(Extracted records)
◇ ◇ ◇ ◇ ◇ ◇ ◇
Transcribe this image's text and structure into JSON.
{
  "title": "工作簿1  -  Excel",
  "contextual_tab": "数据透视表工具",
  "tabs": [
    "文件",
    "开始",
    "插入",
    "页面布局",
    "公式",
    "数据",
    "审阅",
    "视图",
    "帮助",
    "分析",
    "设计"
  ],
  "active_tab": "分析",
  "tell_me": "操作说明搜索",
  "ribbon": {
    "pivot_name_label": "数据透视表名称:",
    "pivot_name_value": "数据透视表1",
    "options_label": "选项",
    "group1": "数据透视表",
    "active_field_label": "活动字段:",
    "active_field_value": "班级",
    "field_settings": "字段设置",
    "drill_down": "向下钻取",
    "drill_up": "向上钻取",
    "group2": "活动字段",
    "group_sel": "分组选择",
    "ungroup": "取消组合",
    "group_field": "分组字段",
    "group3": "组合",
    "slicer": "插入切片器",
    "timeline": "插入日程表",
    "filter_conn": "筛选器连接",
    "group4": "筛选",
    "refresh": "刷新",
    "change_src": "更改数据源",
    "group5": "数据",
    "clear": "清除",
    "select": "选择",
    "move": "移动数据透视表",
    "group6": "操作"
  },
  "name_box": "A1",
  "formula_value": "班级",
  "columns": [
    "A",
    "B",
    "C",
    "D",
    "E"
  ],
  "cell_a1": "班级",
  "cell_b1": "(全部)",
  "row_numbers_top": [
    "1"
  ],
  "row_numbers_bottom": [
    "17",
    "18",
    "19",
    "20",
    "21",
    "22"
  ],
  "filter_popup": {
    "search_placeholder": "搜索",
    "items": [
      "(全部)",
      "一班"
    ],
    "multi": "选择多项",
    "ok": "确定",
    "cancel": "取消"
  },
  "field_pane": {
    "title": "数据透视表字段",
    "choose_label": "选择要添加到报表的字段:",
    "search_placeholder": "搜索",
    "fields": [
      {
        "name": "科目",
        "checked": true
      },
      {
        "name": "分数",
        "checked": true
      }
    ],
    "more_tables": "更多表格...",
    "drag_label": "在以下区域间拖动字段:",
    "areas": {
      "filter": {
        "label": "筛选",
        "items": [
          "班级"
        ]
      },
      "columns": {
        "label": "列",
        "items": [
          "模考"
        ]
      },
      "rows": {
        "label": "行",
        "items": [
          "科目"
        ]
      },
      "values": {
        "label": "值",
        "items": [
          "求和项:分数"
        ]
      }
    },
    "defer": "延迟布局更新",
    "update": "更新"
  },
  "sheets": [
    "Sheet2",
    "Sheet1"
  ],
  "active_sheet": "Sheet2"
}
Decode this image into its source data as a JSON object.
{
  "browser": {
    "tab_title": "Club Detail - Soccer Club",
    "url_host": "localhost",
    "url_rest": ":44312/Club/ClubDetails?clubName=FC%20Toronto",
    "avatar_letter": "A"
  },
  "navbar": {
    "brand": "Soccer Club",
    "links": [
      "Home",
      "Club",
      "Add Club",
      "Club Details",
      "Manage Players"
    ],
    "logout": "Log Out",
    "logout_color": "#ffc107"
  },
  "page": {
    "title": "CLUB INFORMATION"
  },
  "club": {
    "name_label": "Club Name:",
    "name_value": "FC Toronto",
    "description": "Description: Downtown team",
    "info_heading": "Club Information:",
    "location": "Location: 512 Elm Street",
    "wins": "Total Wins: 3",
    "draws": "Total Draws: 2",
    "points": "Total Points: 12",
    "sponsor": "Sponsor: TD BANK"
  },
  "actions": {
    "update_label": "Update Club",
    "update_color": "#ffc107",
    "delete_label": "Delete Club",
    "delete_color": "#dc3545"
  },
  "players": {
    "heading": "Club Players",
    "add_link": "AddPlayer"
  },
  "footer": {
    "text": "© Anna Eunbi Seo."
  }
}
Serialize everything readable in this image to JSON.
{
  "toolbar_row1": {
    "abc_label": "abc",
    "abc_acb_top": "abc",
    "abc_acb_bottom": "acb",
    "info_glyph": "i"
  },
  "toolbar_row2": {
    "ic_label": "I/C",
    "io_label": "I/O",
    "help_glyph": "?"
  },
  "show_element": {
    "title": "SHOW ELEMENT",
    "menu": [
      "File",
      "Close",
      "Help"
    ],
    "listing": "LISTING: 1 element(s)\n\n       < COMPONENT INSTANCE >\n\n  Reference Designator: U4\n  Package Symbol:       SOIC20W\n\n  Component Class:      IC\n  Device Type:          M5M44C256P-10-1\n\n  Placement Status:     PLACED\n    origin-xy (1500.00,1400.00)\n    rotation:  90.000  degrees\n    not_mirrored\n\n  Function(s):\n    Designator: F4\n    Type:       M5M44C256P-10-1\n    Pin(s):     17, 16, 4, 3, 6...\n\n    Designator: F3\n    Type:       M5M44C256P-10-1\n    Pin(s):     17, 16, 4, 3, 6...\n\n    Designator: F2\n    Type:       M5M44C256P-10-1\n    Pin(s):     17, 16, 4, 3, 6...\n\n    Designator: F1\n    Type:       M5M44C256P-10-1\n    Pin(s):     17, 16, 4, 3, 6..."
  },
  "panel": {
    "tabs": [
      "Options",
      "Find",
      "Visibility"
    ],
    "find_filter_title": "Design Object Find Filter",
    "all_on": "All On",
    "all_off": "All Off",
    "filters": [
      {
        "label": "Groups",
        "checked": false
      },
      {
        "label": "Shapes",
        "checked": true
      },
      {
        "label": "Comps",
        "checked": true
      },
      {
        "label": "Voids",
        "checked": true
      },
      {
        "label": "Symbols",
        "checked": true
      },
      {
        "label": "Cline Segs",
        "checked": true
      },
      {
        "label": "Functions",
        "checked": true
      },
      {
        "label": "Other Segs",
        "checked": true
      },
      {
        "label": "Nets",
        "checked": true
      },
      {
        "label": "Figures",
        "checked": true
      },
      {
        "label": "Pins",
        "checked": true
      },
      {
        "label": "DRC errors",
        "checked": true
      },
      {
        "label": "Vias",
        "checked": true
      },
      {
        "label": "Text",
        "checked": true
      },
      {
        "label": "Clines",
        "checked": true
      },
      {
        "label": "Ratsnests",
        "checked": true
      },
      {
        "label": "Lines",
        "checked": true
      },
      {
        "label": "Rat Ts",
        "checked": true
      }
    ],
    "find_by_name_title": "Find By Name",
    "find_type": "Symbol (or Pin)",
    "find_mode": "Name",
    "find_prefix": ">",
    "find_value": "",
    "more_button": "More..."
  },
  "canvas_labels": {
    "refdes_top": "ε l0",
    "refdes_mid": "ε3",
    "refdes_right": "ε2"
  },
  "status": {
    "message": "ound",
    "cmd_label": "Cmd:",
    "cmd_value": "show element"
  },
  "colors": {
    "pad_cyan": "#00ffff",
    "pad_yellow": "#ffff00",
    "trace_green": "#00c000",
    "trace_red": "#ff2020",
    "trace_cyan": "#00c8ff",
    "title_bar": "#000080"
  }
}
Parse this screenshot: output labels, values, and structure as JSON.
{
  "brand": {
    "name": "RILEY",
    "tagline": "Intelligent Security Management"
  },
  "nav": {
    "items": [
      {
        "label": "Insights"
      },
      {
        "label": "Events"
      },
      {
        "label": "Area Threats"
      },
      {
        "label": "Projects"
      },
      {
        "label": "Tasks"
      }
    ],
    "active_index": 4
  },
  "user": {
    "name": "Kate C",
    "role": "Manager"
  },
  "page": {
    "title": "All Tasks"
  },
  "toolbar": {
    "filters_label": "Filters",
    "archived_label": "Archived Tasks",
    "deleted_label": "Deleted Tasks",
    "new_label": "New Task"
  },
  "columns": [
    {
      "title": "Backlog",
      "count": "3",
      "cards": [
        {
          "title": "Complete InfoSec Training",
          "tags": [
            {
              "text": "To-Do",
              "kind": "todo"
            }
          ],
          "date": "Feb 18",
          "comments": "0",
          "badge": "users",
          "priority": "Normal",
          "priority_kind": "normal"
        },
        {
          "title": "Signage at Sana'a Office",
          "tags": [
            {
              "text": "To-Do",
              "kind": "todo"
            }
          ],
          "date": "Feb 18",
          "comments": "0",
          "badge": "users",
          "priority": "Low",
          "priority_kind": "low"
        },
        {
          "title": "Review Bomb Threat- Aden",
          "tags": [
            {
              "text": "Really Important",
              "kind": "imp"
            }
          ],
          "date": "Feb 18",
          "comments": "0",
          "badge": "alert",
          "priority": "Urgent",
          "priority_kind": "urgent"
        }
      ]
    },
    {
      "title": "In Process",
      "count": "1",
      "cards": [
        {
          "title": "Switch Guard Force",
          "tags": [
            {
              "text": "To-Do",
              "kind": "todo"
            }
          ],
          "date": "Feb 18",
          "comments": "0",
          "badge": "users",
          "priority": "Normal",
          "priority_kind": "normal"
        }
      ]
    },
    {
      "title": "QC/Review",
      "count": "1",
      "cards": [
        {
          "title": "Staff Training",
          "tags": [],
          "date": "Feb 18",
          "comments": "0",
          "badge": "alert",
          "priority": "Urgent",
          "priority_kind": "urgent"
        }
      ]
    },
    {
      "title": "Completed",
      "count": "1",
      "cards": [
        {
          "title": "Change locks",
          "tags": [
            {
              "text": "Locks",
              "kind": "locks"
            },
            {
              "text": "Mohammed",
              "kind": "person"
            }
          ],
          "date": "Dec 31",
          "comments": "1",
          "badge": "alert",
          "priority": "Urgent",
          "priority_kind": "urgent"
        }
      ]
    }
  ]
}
◇ ◇ ◇ ◇ ◇ ◇ ◇
Instruction >> Write out every line of the listing that holds the word "Tasks".

Problem solution >>
        "label": "Tasks"
    "title": "All Tasks"
    "archived_label": "Archived Tasks",
    "deleted_label": "Deleted Tasks",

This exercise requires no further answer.